Requirements
Output every line exactly as written. Leave out pictures.

— start Exercise inputs —

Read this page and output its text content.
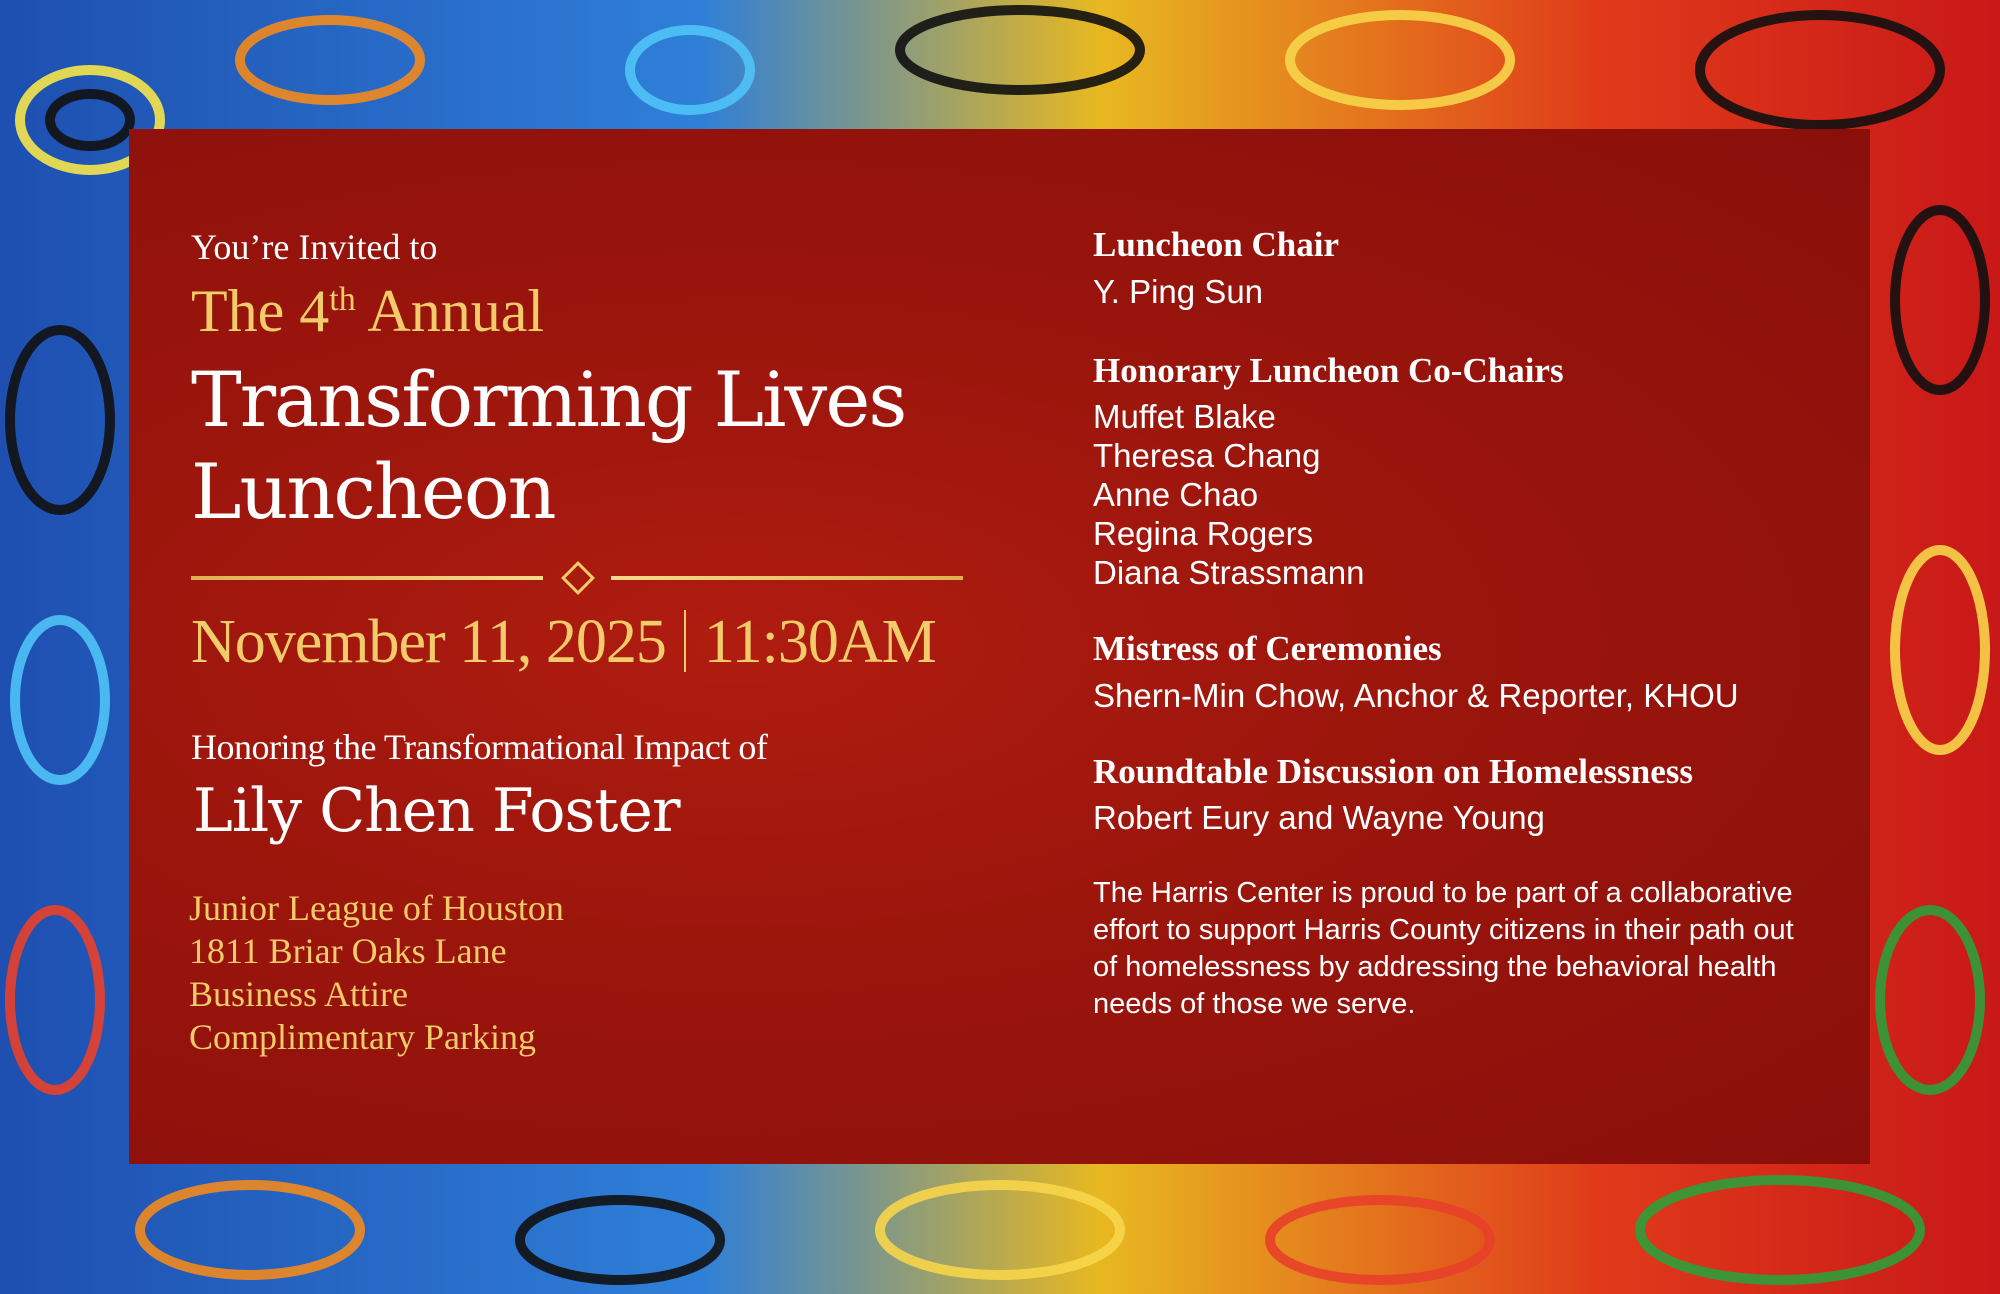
You’re Invited to
The 4th Annual
Transforming Lives
Luncheon
November 11, 2025 11:30AM
Honoring the Transformational Impact of
Lily Chen Foster
Junior League of Houston
1811 Briar Oaks Lane
Business Attire
Complimentary Parking
Luncheon Chair
Y. Ping Sun
Honorary Luncheon Co-Chairs
Muffet Blake
Theresa Chang
Anne Chao
Regina Rogers
Diana Strassmann
Mistress of Ceremonies
Shern-Min Chow, Anchor & Reporter, KHOU
Roundtable Discussion on Homelessness
Robert Eury and Wayne Young
The Harris Center is proud to be part of a collaborative effort to support Harris County citizens in their path out of homelessness by addressing the behavioral health needs of those we serve.
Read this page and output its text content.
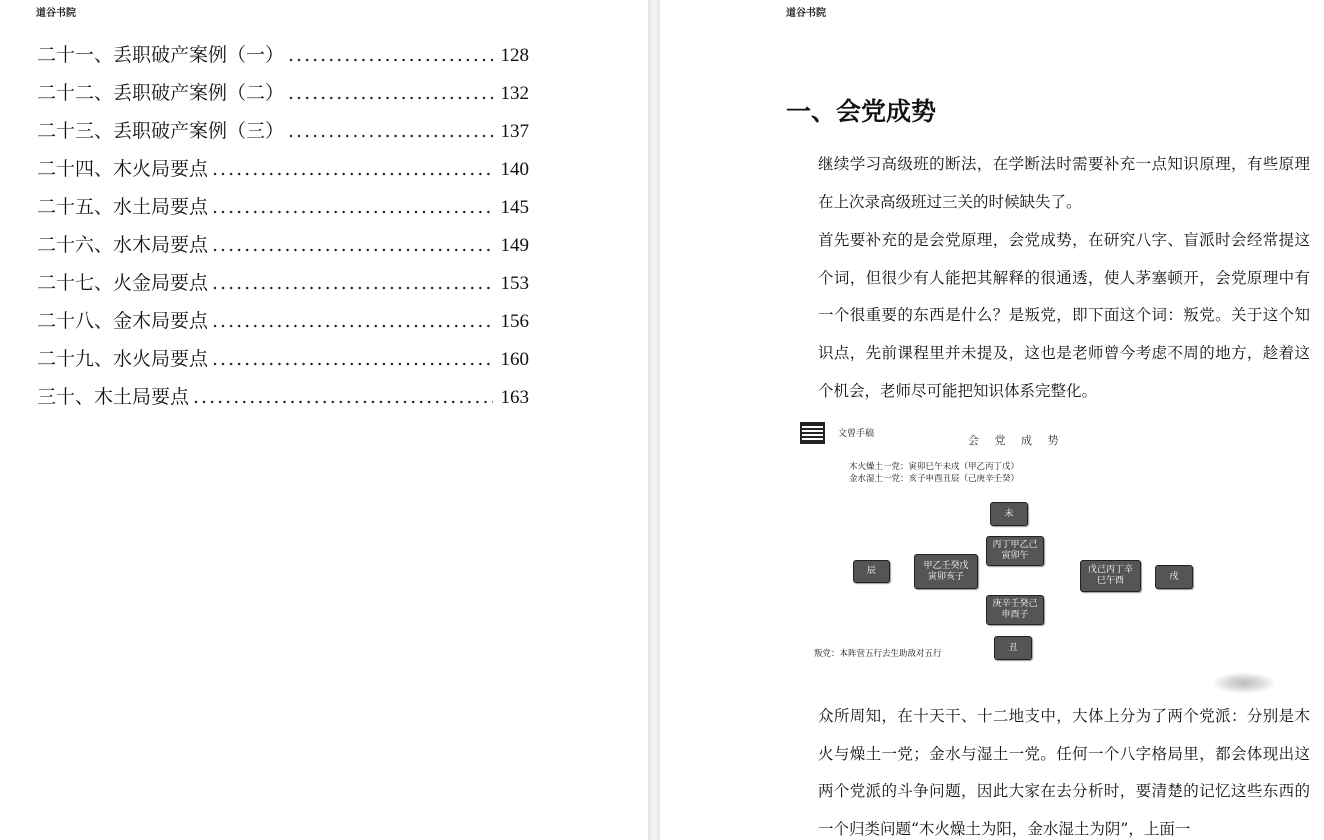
道谷书院
二十一、丢职破产案例（一） .....	128
二十二、丢职破产案例（二） .....	132
二十三、丢职破产案例（三） .....	137
二十四、木火局要点 .....	140
二十五、水土局要点 .....	145
二十六、水木局要点 .....	149
二十七、火金局要点 .....	153
二十八、金木局要点 .....	156
二十九、水火局要点 .....	160
三十、木土局要点 .....	163
道谷书院
一、会党成势

继续学习高级班的断法，在学断法时需要补充一点知识原理，有些原理在上次录高级班过三关的时候缺失了。

首先要补充的是会党原理，会党成势，在研究八字、盲派时会经常提这个词，但很少有人能把其解释的很通透，使人茅塞顿开，会党原理中有一个很重要的东西是什么？是叛党，即下面这个词：叛党。关于这个知识点，先前课程里并未提及，这也是老师曾今考虑不周的地方，趁着这个机会，老师尽可能把知识体系完整化。

文曾手稿	会 党 成 势
木火燥土一党：寅卯巳午未戌（甲乙丙丁戊）
金水湿土一党：亥子申酉丑辰（己庚辛壬癸）
未
丙丁甲乙己
寅卯午
甲乙壬癸戊
寅卯亥子
辰	戊己丙丁辛
巳午酉	戌
庚辛壬癸己
申酉子
丑
叛党：本阵营五行去生助敌对五行

众所周知，在十天干、十二地支中，大体上分为了两个党派：分别是木火与燥土一党；金水与湿土一党。任何一个八字格局里，都会体现出这两个党派的斗争问题，因此大家在去分析时，要清楚的记忆这些东西的一个归类问题“木火燥土为阳，金水湿土为阴”，上面一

— end Exercise inputs —

Written answer
Read this page and output its text content.
You’re Invited to
The 4th Annual
Transforming Lives
Luncheon
November 11, 2025 11:30AM
Honoring the Transformational Impact of
Lily Chen Foster
Junior League of Houston
1811 Briar Oaks Lane
Business Attire
Complimentary Parking
Luncheon Chair
Y. Ping Sun
Honorary Luncheon Co-Chairs
Muffet Blake
Theresa Chang
Anne Chao
Regina Rogers
Diana Strassmann
Mistress of Ceremonies
Shern-Min Chow, Anchor & Reporter, KHOU
Roundtable Discussion on Homelessness
Robert Eury and Wayne Young
The Harris Center is proud to be part of a collaborative effort to support Harris County citizens in their path out of homelessness by addressing the behavioral health needs of those we serve.
Read this page and output its text content.
道谷书院
二十一、丢职破产案例（一） .....	128
二十二、丢职破产案例（二） .....	132
二十三、丢职破产案例（三） .....	137
二十四、木火局要点 .....	140
二十五、水土局要点 .....	145
二十六、水木局要点 .....	149
二十七、火金局要点 .....	153
二十八、金木局要点 .....	156
二十九、水火局要点 .....	160
三十、木土局要点 .....	163
道谷书院
一、会党成势

继续学习高级班的断法，在学断法时需要补充一点知识原理，有些原理在上次录高级班过三关的时候缺失了。

首先要补充的是会党原理，会党成势，在研究八字、盲派时会经常提这个词，但很少有人能把其解释的很通透，使人茅塞顿开，会党原理中有一个很重要的东西是什么？是叛党，即下面这个词：叛党。关于这个知识点，先前课程里并未提及，这也是老师曾今考虑不周的地方，趁着这个机会，老师尽可能把知识体系完整化。

文曾手稿	会 党 成 势
木火燥土一党：寅卯巳午未戌（甲乙丙丁戊）
金水湿土一党：亥子申酉丑辰（己庚辛壬癸）
未
丙丁甲乙己
寅卯午
甲乙壬癸戊
寅卯亥子
辰	戊己丙丁辛
巳午酉	戌
庚辛壬癸己
申酉子
丑
叛党：本阵营五行去生助敌对五行

众所周知，在十天干、十二地支中，大体上分为了两个党派：分别是木火与燥土一党；金水与湿土一党。任何一个八字格局里，都会体现出这两个党派的斗争问题，因此大家在去分析时，要清楚的记忆这些东西的一个归类问题“木火燥土为阳，金水湿土为阴”，上面一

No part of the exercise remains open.